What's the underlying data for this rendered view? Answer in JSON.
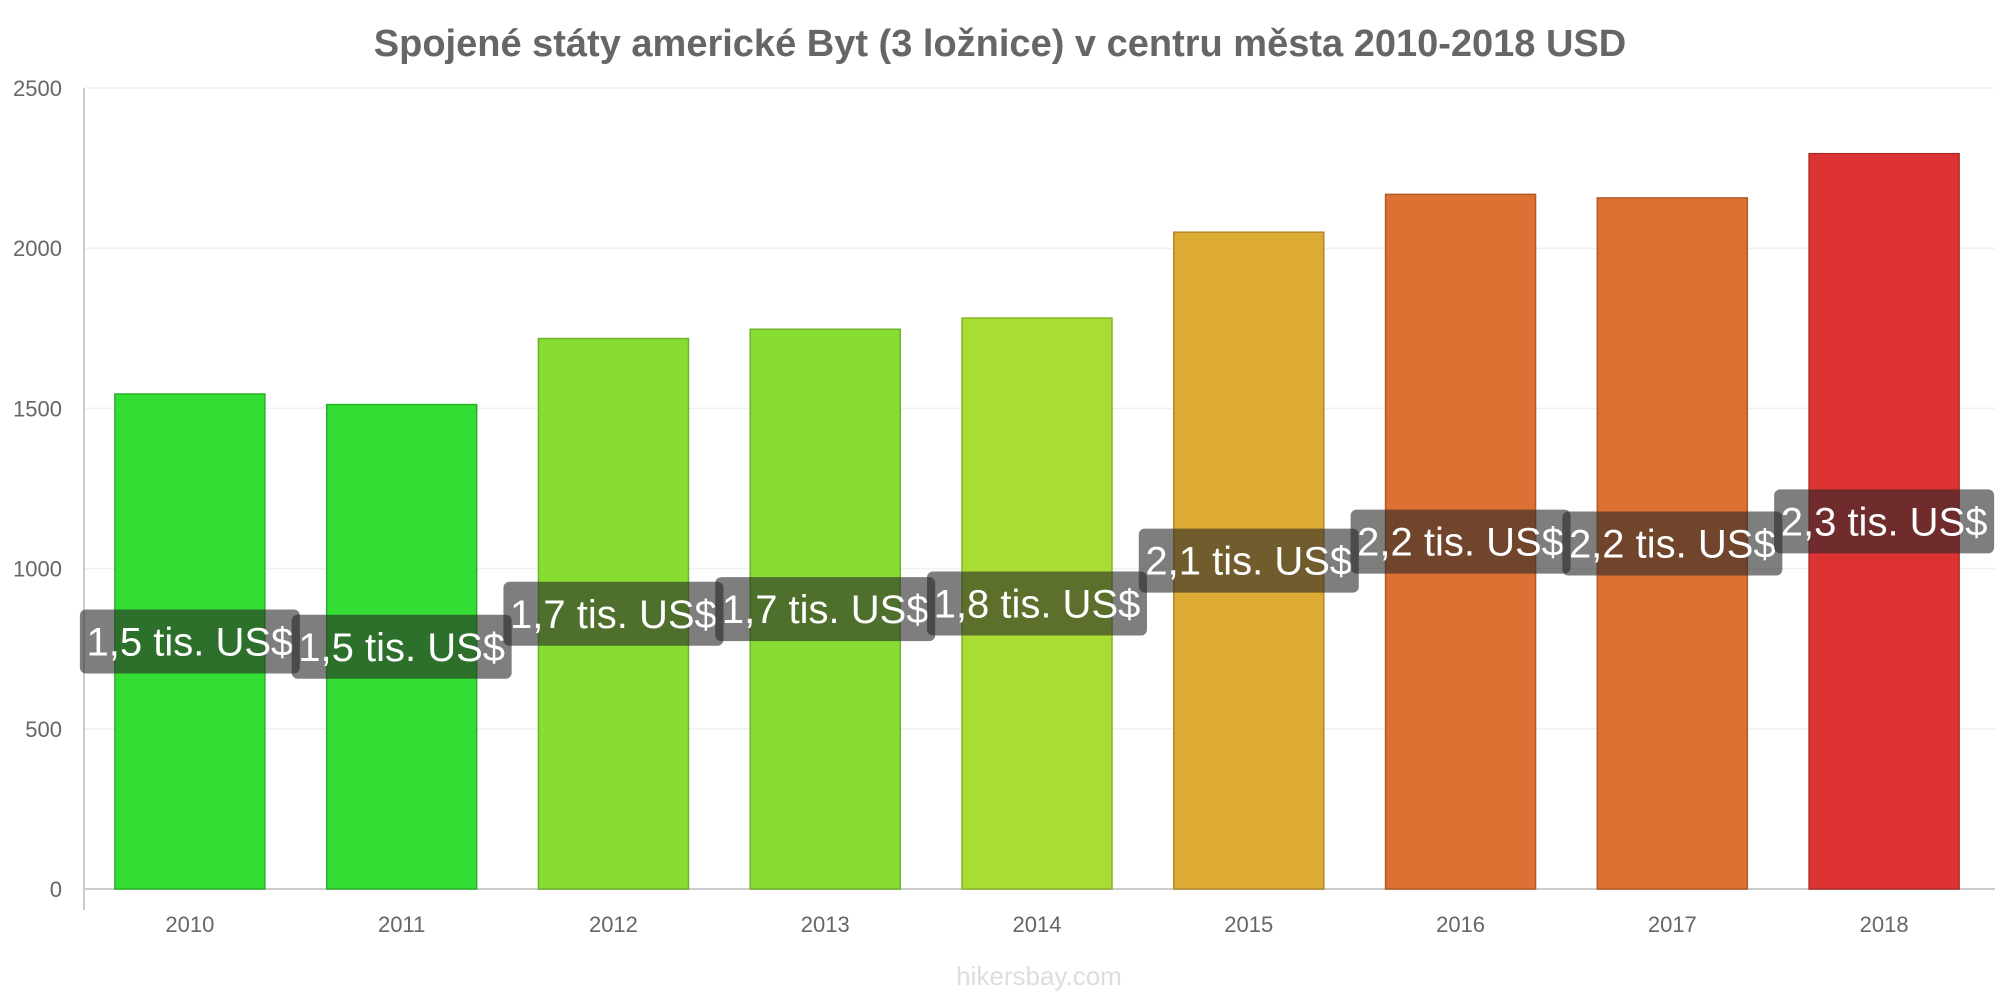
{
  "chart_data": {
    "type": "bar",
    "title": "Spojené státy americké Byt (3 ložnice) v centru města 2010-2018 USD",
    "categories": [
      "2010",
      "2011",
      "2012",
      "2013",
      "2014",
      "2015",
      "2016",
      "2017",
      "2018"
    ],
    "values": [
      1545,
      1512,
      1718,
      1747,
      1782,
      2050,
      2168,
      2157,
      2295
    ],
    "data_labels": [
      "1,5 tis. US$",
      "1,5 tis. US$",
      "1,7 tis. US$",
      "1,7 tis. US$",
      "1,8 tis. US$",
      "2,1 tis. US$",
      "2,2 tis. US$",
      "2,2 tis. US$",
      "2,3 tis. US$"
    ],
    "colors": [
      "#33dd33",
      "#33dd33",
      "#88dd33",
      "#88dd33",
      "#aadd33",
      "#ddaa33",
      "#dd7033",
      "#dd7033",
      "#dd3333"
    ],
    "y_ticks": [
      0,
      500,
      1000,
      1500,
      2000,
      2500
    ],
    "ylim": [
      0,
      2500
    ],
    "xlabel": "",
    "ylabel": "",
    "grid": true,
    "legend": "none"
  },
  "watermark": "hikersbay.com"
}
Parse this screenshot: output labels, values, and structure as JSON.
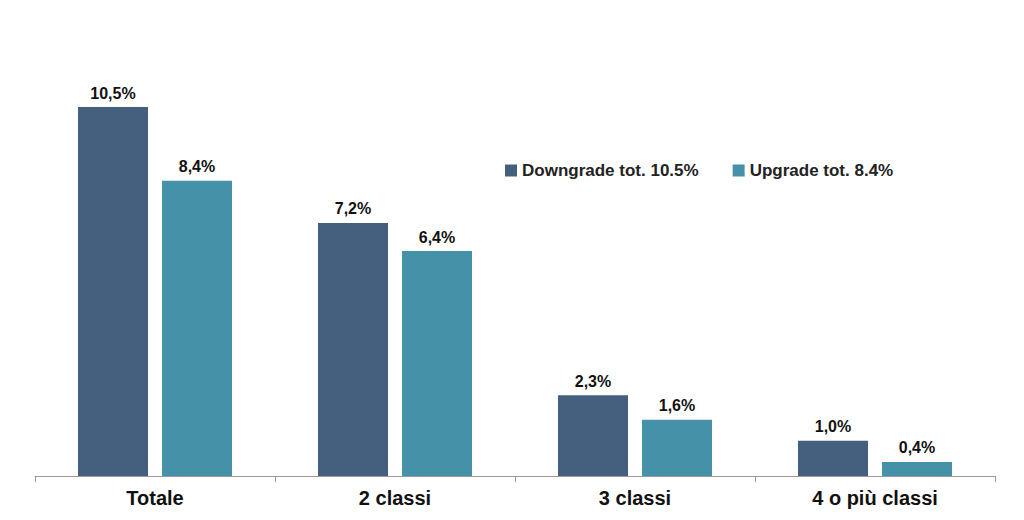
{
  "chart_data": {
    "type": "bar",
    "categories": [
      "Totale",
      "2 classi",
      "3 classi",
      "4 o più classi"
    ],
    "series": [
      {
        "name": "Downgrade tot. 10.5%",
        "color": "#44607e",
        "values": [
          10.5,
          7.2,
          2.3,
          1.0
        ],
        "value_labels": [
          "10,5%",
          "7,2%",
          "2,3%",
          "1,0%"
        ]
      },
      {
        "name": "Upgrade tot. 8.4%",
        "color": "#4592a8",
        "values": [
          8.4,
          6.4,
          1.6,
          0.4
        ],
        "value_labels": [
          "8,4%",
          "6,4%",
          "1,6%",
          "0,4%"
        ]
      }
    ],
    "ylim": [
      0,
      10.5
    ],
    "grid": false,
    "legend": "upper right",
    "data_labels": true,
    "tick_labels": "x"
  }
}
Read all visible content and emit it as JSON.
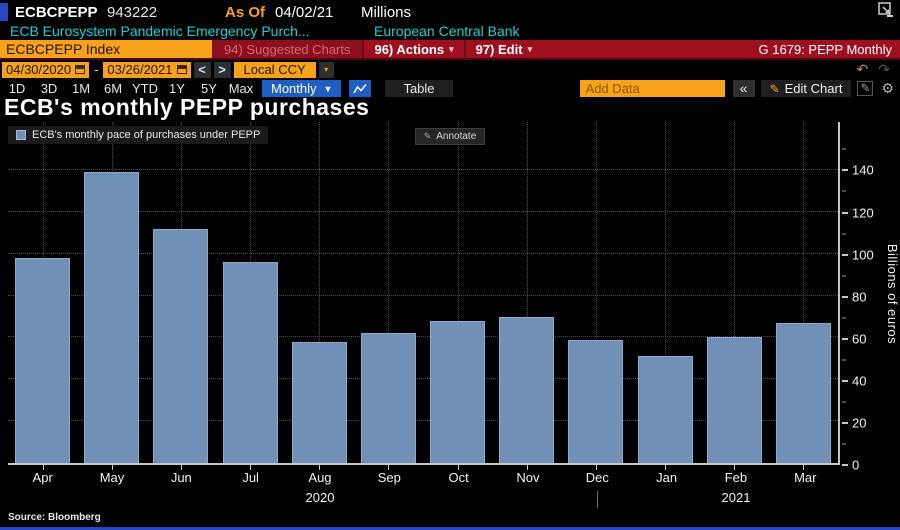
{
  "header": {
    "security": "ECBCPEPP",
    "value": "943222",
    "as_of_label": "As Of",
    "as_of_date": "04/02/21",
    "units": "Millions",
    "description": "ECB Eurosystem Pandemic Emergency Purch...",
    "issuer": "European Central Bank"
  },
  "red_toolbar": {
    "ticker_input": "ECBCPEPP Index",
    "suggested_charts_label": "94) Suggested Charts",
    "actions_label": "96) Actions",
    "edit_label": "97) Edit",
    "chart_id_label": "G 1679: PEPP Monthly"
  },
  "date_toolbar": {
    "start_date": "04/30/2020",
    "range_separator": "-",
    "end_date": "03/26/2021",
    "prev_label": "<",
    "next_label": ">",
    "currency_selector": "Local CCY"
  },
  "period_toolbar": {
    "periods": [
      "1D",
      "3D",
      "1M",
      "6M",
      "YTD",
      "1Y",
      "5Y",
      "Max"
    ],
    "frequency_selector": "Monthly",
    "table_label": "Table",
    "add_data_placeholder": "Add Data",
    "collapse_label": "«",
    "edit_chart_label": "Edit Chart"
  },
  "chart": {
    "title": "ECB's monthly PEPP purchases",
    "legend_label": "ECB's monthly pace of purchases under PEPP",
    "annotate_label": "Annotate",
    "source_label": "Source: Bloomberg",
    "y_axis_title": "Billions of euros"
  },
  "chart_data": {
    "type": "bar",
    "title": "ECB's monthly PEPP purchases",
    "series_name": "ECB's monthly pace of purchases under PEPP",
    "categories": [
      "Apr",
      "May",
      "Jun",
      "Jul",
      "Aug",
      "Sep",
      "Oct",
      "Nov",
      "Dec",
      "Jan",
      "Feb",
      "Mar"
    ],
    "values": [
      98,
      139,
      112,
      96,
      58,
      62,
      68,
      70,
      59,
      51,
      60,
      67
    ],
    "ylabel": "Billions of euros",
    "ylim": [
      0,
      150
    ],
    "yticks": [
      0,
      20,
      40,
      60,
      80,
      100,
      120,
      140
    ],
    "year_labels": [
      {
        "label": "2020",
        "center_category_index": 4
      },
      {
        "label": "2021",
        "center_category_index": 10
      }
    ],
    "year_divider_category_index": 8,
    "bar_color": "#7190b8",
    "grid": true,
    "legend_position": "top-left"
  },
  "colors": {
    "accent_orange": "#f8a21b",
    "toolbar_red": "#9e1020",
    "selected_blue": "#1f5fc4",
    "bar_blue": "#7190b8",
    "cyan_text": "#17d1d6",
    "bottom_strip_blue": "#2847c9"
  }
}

=== Set task ===
In the copy, include all records verbatim but no images.

=== Correct answer ===
What's the underlying data for this rendered view? Answer in JSON.
{
  "chart_data": {
    "type": "bar",
    "title": "Spojené státy americké Byt (3 ložnice) v centru města 2010-2018 USD",
    "categories": [
      "2010",
      "2011",
      "2012",
      "2013",
      "2014",
      "2015",
      "2016",
      "2017",
      "2018"
    ],
    "values": [
      1545,
      1512,
      1718,
      1747,
      1782,
      2050,
      2168,
      2157,
      2295
    ],
    "data_labels": [
      "1,5 tis. US$",
      "1,5 tis. US$",
      "1,7 tis. US$",
      "1,7 tis. US$",
      "1,8 tis. US$",
      "2,1 tis. US$",
      "2,2 tis. US$",
      "2,2 tis. US$",
      "2,3 tis. US$"
    ],
    "colors": [
      "#33dd33",
      "#33dd33",
      "#88dd33",
      "#88dd33",
      "#aadd33",
      "#ddaa33",
      "#dd7033",
      "#dd7033",
      "#dd3333"
    ],
    "y_ticks": [
      0,
      500,
      1000,
      1500,
      2000,
      2500
    ],
    "ylim": [
      0,
      2500
    ],
    "xlabel": "",
    "ylabel": "",
    "grid": true,
    "legend": "none"
  },
  "watermark": "hikersbay.com"
}
Parse this screenshot: output labels, values, and structure as JSON.
{
  "chart_data": {
    "type": "bar",
    "categories": [
      "Totale",
      "2 classi",
      "3 classi",
      "4 o più classi"
    ],
    "series": [
      {
        "name": "Downgrade tot. 10.5%",
        "color": "#44607e",
        "values": [
          10.5,
          7.2,
          2.3,
          1.0
        ],
        "value_labels": [
          "10,5%",
          "7,2%",
          "2,3%",
          "1,0%"
        ]
      },
      {
        "name": "Upgrade tot. 8.4%",
        "color": "#4592a8",
        "values": [
          8.4,
          6.4,
          1.6,
          0.4
        ],
        "value_labels": [
          "8,4%",
          "6,4%",
          "1,6%",
          "0,4%"
        ]
      }
    ],
    "ylim": [
      0,
      10.5
    ],
    "grid": false,
    "legend": "upper right",
    "data_labels": true,
    "tick_labels": "x"
  }
}
Read all visible content and emit it as JSON.
{
  "header": {
    "security": "ECBCPEPP",
    "value": "943222",
    "as_of_label": "As Of",
    "as_of_date": "04/02/21",
    "units": "Millions",
    "description": "ECB Eurosystem Pandemic Emergency Purch...",
    "issuer": "European Central Bank"
  },
  "red_toolbar": {
    "ticker_input": "ECBCPEPP Index",
    "suggested_charts_label": "94) Suggested Charts",
    "actions_label": "96) Actions",
    "edit_label": "97) Edit",
    "chart_id_label": "G 1679: PEPP Monthly"
  },
  "date_toolbar": {
    "start_date": "04/30/2020",
    "range_separator": "-",
    "end_date": "03/26/2021",
    "prev_label": "<",
    "next_label": ">",
    "currency_selector": "Local CCY"
  },
  "period_toolbar": {
    "periods": [
      "1D",
      "3D",
      "1M",
      "6M",
      "YTD",
      "1Y",
      "5Y",
      "Max"
    ],
    "frequency_selector": "Monthly",
    "table_label": "Table",
    "add_data_placeholder": "Add Data",
    "collapse_label": "«",
    "edit_chart_label": "Edit Chart"
  },
  "chart": {
    "title": "ECB's monthly PEPP purchases",
    "legend_label": "ECB's monthly pace of purchases under PEPP",
    "annotate_label": "Annotate",
    "source_label": "Source: Bloomberg",
    "y_axis_title": "Billions of euros"
  },
  "chart_data": {
    "type": "bar",
    "title": "ECB's monthly PEPP purchases",
    "series_name": "ECB's monthly pace of purchases under PEPP",
    "categories": [
      "Apr",
      "May",
      "Jun",
      "Jul",
      "Aug",
      "Sep",
      "Oct",
      "Nov",
      "Dec",
      "Jan",
      "Feb",
      "Mar"
    ],
    "values": [
      98,
      139,
      112,
      96,
      58,
      62,
      68,
      70,
      59,
      51,
      60,
      67
    ],
    "ylabel": "Billions of euros",
    "ylim": [
      0,
      150
    ],
    "yticks": [
      0,
      20,
      40,
      60,
      80,
      100,
      120,
      140
    ],
    "year_labels": [
      {
        "label": "2020",
        "center_category_index": 4
      },
      {
        "label": "2021",
        "center_category_index": 10
      }
    ],
    "year_divider_category_index": 8,
    "bar_color": "#7190b8",
    "grid": true,
    "legend_position": "top-left"
  },
  "colors": {
    "accent_orange": "#f8a21b",
    "toolbar_red": "#9e1020",
    "selected_blue": "#1f5fc4",
    "bar_blue": "#7190b8",
    "cyan_text": "#17d1d6",
    "bottom_strip_blue": "#2847c9"
  }
}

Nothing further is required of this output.